THE REQUEST. All of the data below should be written out exactly.

___

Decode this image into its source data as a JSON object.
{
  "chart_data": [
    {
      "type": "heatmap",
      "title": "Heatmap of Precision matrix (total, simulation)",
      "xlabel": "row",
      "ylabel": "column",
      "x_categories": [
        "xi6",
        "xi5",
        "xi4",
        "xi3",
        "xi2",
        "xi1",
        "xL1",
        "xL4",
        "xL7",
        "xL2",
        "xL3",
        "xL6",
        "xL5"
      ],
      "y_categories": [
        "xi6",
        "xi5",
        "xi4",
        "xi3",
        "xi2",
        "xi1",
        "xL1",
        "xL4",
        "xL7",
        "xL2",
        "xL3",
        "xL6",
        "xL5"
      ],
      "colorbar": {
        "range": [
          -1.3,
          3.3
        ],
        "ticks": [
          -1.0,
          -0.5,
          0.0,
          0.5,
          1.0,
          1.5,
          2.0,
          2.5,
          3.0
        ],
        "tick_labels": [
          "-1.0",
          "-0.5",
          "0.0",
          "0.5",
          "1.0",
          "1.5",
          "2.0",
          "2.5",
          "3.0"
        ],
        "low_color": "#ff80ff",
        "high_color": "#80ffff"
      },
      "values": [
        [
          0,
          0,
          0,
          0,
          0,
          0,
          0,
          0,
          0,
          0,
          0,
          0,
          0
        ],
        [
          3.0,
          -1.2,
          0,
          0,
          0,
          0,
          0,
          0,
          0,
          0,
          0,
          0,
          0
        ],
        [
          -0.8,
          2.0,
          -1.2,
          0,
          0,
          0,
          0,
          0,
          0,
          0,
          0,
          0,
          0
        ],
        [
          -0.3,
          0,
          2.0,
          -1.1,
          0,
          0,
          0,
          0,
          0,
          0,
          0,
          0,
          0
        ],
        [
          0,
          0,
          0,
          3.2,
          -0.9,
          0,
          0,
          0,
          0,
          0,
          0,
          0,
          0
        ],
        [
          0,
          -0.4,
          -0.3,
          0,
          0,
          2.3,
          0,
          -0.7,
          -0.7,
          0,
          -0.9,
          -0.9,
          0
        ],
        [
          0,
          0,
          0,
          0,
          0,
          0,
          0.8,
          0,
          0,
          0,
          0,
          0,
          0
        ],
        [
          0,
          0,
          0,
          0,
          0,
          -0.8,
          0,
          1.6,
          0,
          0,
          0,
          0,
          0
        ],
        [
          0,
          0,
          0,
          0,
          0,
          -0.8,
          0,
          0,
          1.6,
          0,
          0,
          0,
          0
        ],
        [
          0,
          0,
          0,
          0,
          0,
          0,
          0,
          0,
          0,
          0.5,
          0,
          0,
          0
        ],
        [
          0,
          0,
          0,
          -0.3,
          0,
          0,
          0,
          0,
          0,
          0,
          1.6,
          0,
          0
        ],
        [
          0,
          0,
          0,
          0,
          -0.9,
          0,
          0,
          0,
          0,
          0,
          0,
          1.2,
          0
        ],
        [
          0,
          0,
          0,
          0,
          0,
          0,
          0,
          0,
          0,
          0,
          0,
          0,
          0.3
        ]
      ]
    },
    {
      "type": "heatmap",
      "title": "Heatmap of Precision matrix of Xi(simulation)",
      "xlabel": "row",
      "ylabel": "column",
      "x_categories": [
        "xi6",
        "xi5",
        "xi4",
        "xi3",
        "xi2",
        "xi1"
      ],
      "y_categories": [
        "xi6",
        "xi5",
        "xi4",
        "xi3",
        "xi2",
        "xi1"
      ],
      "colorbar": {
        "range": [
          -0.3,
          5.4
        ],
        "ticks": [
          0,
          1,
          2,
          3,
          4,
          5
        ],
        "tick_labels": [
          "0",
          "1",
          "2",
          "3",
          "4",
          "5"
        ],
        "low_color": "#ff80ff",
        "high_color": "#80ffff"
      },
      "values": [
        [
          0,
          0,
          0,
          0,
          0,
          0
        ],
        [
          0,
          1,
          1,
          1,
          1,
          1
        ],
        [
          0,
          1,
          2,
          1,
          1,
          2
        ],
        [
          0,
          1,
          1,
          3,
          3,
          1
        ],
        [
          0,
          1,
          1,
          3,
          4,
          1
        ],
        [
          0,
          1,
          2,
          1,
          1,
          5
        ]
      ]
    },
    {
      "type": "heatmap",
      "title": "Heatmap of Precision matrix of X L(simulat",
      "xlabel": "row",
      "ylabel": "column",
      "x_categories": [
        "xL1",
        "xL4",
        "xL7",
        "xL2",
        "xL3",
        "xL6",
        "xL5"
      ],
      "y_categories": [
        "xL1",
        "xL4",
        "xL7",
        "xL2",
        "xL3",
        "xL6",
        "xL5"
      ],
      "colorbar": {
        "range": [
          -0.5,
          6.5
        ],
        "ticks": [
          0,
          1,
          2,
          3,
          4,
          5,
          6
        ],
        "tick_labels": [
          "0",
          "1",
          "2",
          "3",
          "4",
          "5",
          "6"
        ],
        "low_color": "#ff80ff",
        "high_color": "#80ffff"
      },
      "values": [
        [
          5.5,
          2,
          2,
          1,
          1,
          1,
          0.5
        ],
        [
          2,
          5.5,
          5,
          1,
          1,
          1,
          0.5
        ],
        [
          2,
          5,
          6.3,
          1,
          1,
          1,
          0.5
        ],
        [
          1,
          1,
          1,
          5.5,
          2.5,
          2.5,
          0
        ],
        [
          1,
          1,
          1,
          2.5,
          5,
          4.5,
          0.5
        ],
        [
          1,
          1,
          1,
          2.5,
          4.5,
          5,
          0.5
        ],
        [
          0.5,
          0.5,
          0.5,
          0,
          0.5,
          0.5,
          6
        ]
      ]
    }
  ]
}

___

EXERCISE OUTPUT.
Decode this image into its source data as a JSON object.
{
  "chart_data": [
    {
      "type": "heatmap",
      "title": "Heatmap of Precision matrix (total, simulation)",
      "xlabel": "row",
      "ylabel": "column",
      "x_categories": [
        "xi6",
        "xi5",
        "xi4",
        "xi3",
        "xi2",
        "xi1",
        "xL1",
        "xL4",
        "xL7",
        "xL2",
        "xL3",
        "xL6",
        "xL5"
      ],
      "y_categories": [
        "xi6",
        "xi5",
        "xi4",
        "xi3",
        "xi2",
        "xi1",
        "xL1",
        "xL4",
        "xL7",
        "xL2",
        "xL3",
        "xL6",
        "xL5"
      ],
      "colorbar": {
        "range": [
          -1.3,
          3.3
        ],
        "ticks": [
          -1.0,
          -0.5,
          0.0,
          0.5,
          1.0,
          1.5,
          2.0,
          2.5,
          3.0
        ],
        "tick_labels": [
          "-1.0",
          "-0.5",
          "0.0",
          "0.5",
          "1.0",
          "1.5",
          "2.0",
          "2.5",
          "3.0"
        ],
        "low_color": "#ff80ff",
        "high_color": "#80ffff"
      },
      "values": [
        [
          0,
          0,
          0,
          0,
          0,
          0,
          0,
          0,
          0,
          0,
          0,
          0,
          0
        ],
        [
          3.0,
          -1.2,
          0,
          0,
          0,
          0,
          0,
          0,
          0,
          0,
          0,
          0,
          0
        ],
        [
          -0.8,
          2.0,
          -1.2,
          0,
          0,
          0,
          0,
          0,
          0,
          0,
          0,
          0,
          0
        ],
        [
          -0.3,
          0,
          2.0,
          -1.1,
          0,
          0,
          0,
          0,
          0,
          0,
          0,
          0,
          0
        ],
        [
          0,
          0,
          0,
          3.2,
          -0.9,
          0,
          0,
          0,
          0,
          0,
          0,
          0,
          0
        ],
        [
          0,
          -0.4,
          -0.3,
          0,
          0,
          2.3,
          0,
          -0.7,
          -0.7,
          0,
          -0.9,
          -0.9,
          0
        ],
        [
          0,
          0,
          0,
          0,
          0,
          0,
          0.8,
          0,
          0,
          0,
          0,
          0,
          0
        ],
        [
          0,
          0,
          0,
          0,
          0,
          -0.8,
          0,
          1.6,
          0,
          0,
          0,
          0,
          0
        ],
        [
          0,
          0,
          0,
          0,
          0,
          -0.8,
          0,
          0,
          1.6,
          0,
          0,
          0,
          0
        ],
        [
          0,
          0,
          0,
          0,
          0,
          0,
          0,
          0,
          0,
          0.5,
          0,
          0,
          0
        ],
        [
          0,
          0,
          0,
          -0.3,
          0,
          0,
          0,
          0,
          0,
          0,
          1.6,
          0,
          0
        ],
        [
          0,
          0,
          0,
          0,
          -0.9,
          0,
          0,
          0,
          0,
          0,
          0,
          1.2,
          0
        ],
        [
          0,
          0,
          0,
          0,
          0,
          0,
          0,
          0,
          0,
          0,
          0,
          0,
          0.3
        ]
      ]
    },
    {
      "type": "heatmap",
      "title": "Heatmap of Precision matrix of Xi(simulation)",
      "xlabel": "row",
      "ylabel": "column",
      "x_categories": [
        "xi6",
        "xi5",
        "xi4",
        "xi3",
        "xi2",
        "xi1"
      ],
      "y_categories": [
        "xi6",
        "xi5",
        "xi4",
        "xi3",
        "xi2",
        "xi1"
      ],
      "colorbar": {
        "range": [
          -0.3,
          5.4
        ],
        "ticks": [
          0,
          1,
          2,
          3,
          4,
          5
        ],
        "tick_labels": [
          "0",
          "1",
          "2",
          "3",
          "4",
          "5"
        ],
        "low_color": "#ff80ff",
        "high_color": "#80ffff"
      },
      "values": [
        [
          0,
          0,
          0,
          0,
          0,
          0
        ],
        [
          0,
          1,
          1,
          1,
          1,
          1
        ],
        [
          0,
          1,
          2,
          1,
          1,
          2
        ],
        [
          0,
          1,
          1,
          3,
          3,
          1
        ],
        [
          0,
          1,
          1,
          3,
          4,
          1
        ],
        [
          0,
          1,
          2,
          1,
          1,
          5
        ]
      ]
    },
    {
      "type": "heatmap",
      "title": "Heatmap of Precision matrix of X L(simulat",
      "xlabel": "row",
      "ylabel": "column",
      "x_categories": [
        "xL1",
        "xL4",
        "xL7",
        "xL2",
        "xL3",
        "xL6",
        "xL5"
      ],
      "y_categories": [
        "xL1",
        "xL4",
        "xL7",
        "xL2",
        "xL3",
        "xL6",
        "xL5"
      ],
      "colorbar": {
        "range": [
          -0.5,
          6.5
        ],
        "ticks": [
          0,
          1,
          2,
          3,
          4,
          5,
          6
        ],
        "tick_labels": [
          "0",
          "1",
          "2",
          "3",
          "4",
          "5",
          "6"
        ],
        "low_color": "#ff80ff",
        "high_color": "#80ffff"
      },
      "values": [
        [
          5.5,
          2,
          2,
          1,
          1,
          1,
          0.5
        ],
        [
          2,
          5.5,
          5,
          1,
          1,
          1,
          0.5
        ],
        [
          2,
          5,
          6.3,
          1,
          1,
          1,
          0.5
        ],
        [
          1,
          1,
          1,
          5.5,
          2.5,
          2.5,
          0
        ],
        [
          1,
          1,
          1,
          2.5,
          5,
          4.5,
          0.5
        ],
        [
          1,
          1,
          1,
          2.5,
          4.5,
          5,
          0.5
        ],
        [
          0.5,
          0.5,
          0.5,
          0,
          0.5,
          0.5,
          6
        ]
      ]
    }
  ]
}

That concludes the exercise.